[GIVEN INFORMATION]
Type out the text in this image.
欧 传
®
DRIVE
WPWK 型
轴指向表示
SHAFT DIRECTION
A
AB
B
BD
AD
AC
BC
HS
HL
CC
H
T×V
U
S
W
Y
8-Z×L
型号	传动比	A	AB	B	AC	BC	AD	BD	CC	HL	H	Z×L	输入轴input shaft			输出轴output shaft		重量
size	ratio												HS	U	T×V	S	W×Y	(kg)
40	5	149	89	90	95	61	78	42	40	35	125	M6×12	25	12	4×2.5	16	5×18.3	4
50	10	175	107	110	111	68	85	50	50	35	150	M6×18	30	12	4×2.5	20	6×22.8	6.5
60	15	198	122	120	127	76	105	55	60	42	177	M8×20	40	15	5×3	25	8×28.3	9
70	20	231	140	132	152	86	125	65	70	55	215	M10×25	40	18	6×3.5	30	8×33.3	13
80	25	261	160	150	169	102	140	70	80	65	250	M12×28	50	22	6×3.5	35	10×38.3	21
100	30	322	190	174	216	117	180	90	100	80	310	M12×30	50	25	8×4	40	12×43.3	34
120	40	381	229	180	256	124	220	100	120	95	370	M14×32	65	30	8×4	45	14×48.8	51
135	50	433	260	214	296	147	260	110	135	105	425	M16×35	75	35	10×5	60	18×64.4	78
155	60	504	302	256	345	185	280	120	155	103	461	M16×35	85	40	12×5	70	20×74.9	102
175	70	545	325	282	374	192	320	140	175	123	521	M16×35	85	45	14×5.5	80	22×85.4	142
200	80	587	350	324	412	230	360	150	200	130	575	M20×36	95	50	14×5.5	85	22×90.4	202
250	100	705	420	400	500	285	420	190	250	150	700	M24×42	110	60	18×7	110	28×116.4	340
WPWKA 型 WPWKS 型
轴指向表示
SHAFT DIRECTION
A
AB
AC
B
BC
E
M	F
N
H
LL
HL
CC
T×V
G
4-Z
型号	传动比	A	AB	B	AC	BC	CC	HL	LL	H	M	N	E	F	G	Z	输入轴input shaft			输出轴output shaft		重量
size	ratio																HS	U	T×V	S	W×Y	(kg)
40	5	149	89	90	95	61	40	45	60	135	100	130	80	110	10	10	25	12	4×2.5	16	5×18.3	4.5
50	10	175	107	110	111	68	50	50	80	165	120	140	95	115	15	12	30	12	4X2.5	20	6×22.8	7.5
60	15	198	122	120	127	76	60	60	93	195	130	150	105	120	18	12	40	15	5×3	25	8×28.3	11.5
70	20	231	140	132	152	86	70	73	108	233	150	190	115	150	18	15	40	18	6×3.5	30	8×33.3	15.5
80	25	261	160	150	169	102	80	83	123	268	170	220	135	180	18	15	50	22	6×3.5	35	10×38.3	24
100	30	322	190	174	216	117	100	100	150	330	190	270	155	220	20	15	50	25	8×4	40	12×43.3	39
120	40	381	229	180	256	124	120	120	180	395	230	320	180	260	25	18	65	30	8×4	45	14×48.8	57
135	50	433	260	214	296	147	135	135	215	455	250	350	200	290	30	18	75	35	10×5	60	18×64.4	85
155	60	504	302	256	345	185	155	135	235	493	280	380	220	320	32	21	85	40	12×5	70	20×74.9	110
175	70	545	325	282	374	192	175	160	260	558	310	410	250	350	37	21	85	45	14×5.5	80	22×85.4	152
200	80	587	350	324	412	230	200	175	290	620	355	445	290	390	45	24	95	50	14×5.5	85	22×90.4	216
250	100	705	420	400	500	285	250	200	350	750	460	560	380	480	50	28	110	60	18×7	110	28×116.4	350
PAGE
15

[PROBLEM DESCRIPTION] Give only the count of lines in which the string "输出轴output" appears.

[TASK ANSWER] 2